- PROBLEM TO SOLVE:
Repeat the listing below in full, exactly as it stands.

[Stored items]
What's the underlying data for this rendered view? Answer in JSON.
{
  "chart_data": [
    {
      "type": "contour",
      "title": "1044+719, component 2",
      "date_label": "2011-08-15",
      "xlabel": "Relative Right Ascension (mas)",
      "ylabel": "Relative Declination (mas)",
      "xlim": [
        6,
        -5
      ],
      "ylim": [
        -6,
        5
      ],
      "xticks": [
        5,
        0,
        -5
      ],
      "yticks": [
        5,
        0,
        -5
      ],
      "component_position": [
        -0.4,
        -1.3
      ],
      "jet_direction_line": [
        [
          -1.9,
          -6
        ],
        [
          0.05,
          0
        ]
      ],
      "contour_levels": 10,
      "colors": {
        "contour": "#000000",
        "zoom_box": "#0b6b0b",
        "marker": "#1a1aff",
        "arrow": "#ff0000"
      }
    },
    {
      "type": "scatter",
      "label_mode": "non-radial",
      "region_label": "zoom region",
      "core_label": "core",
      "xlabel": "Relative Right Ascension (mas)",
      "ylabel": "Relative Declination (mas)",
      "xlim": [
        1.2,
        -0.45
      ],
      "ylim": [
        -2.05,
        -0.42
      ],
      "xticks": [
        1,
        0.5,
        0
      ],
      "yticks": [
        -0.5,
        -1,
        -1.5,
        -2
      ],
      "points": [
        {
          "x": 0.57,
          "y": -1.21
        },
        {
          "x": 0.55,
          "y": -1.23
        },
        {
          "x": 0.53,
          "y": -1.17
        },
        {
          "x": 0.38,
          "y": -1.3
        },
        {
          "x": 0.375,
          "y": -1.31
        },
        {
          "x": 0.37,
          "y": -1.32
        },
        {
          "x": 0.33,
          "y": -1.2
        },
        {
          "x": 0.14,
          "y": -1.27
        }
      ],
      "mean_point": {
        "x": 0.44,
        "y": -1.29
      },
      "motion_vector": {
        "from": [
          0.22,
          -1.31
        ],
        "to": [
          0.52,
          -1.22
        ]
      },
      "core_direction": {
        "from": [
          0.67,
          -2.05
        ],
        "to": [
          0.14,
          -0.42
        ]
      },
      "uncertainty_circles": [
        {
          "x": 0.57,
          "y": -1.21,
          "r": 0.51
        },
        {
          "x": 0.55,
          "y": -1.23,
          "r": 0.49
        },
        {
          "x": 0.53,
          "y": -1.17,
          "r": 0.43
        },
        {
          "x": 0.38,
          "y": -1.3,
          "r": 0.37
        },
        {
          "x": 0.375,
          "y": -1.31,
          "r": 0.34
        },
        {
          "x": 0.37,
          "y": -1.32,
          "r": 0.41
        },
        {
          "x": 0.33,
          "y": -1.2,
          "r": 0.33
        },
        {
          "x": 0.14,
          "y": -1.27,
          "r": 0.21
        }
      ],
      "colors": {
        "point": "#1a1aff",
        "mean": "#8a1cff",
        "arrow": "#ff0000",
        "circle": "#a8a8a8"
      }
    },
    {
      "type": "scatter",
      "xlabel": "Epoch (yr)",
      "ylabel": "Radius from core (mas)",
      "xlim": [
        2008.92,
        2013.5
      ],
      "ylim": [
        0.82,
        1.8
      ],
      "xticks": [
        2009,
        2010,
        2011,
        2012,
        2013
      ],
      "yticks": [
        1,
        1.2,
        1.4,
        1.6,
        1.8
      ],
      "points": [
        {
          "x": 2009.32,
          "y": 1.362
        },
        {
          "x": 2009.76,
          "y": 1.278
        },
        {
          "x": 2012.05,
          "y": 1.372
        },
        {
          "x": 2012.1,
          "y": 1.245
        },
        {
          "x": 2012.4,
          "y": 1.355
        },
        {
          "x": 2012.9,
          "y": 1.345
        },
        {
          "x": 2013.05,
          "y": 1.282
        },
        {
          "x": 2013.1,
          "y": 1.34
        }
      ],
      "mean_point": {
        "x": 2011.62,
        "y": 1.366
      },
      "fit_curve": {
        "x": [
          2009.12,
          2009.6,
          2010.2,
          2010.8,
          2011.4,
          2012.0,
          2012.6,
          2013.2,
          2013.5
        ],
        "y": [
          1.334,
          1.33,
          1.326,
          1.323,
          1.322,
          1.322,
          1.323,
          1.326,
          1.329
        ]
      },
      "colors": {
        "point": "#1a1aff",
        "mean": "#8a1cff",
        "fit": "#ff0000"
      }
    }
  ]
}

- WORKED SOLUTION:
What's the underlying data for this rendered view? Answer in JSON.
{
  "chart_data": [
    {
      "type": "contour",
      "title": "1044+719, component 2",
      "date_label": "2011-08-15",
      "xlabel": "Relative Right Ascension (mas)",
      "ylabel": "Relative Declination (mas)",
      "xlim": [
        6,
        -5
      ],
      "ylim": [
        -6,
        5
      ],
      "xticks": [
        5,
        0,
        -5
      ],
      "yticks": [
        5,
        0,
        -5
      ],
      "component_position": [
        -0.4,
        -1.3
      ],
      "jet_direction_line": [
        [
          -1.9,
          -6
        ],
        [
          0.05,
          0
        ]
      ],
      "contour_levels": 10,
      "colors": {
        "contour": "#000000",
        "zoom_box": "#0b6b0b",
        "marker": "#1a1aff",
        "arrow": "#ff0000"
      }
    },
    {
      "type": "scatter",
      "label_mode": "non-radial",
      "region_label": "zoom region",
      "core_label": "core",
      "xlabel": "Relative Right Ascension (mas)",
      "ylabel": "Relative Declination (mas)",
      "xlim": [
        1.2,
        -0.45
      ],
      "ylim": [
        -2.05,
        -0.42
      ],
      "xticks": [
        1,
        0.5,
        0
      ],
      "yticks": [
        -0.5,
        -1,
        -1.5,
        -2
      ],
      "points": [
        {
          "x": 0.57,
          "y": -1.21
        },
        {
          "x": 0.55,
          "y": -1.23
        },
        {
          "x": 0.53,
          "y": -1.17
        },
        {
          "x": 0.38,
          "y": -1.3
        },
        {
          "x": 0.375,
          "y": -1.31
        },
        {
          "x": 0.37,
          "y": -1.32
        },
        {
          "x": 0.33,
          "y": -1.2
        },
        {
          "x": 0.14,
          "y": -1.27
        }
      ],
      "mean_point": {
        "x": 0.44,
        "y": -1.29
      },
      "motion_vector": {
        "from": [
          0.22,
          -1.31
        ],
        "to": [
          0.52,
          -1.22
        ]
      },
      "core_direction": {
        "from": [
          0.67,
          -2.05
        ],
        "to": [
          0.14,
          -0.42
        ]
      },
      "uncertainty_circles": [
        {
          "x": 0.57,
          "y": -1.21,
          "r": 0.51
        },
        {
          "x": 0.55,
          "y": -1.23,
          "r": 0.49
        },
        {
          "x": 0.53,
          "y": -1.17,
          "r": 0.43
        },
        {
          "x": 0.38,
          "y": -1.3,
          "r": 0.37
        },
        {
          "x": 0.375,
          "y": -1.31,
          "r": 0.34
        },
        {
          "x": 0.37,
          "y": -1.32,
          "r": 0.41
        },
        {
          "x": 0.33,
          "y": -1.2,
          "r": 0.33
        },
        {
          "x": 0.14,
          "y": -1.27,
          "r": 0.21
        }
      ],
      "colors": {
        "point": "#1a1aff",
        "mean": "#8a1cff",
        "arrow": "#ff0000",
        "circle": "#a8a8a8"
      }
    },
    {
      "type": "scatter",
      "xlabel": "Epoch (yr)",
      "ylabel": "Radius from core (mas)",
      "xlim": [
        2008.92,
        2013.5
      ],
      "ylim": [
        0.82,
        1.8
      ],
      "xticks": [
        2009,
        2010,
        2011,
        2012,
        2013
      ],
      "yticks": [
        1,
        1.2,
        1.4,
        1.6,
        1.8
      ],
      "points": [
        {
          "x": 2009.32,
          "y": 1.362
        },
        {
          "x": 2009.76,
          "y": 1.278
        },
        {
          "x": 2012.05,
          "y": 1.372
        },
        {
          "x": 2012.1,
          "y": 1.245
        },
        {
          "x": 2012.4,
          "y": 1.355
        },
        {
          "x": 2012.9,
          "y": 1.345
        },
        {
          "x": 2013.05,
          "y": 1.282
        },
        {
          "x": 2013.1,
          "y": 1.34
        }
      ],
      "mean_point": {
        "x": 2011.62,
        "y": 1.366
      },
      "fit_curve": {
        "x": [
          2009.12,
          2009.6,
          2010.2,
          2010.8,
          2011.4,
          2012.0,
          2012.6,
          2013.2,
          2013.5
        ],
        "y": [
          1.334,
          1.33,
          1.326,
          1.323,
          1.322,
          1.322,
          1.323,
          1.326,
          1.329
        ]
      },
      "colors": {
        "point": "#1a1aff",
        "mean": "#8a1cff",
        "fit": "#ff0000"
      }
    }
  ]
}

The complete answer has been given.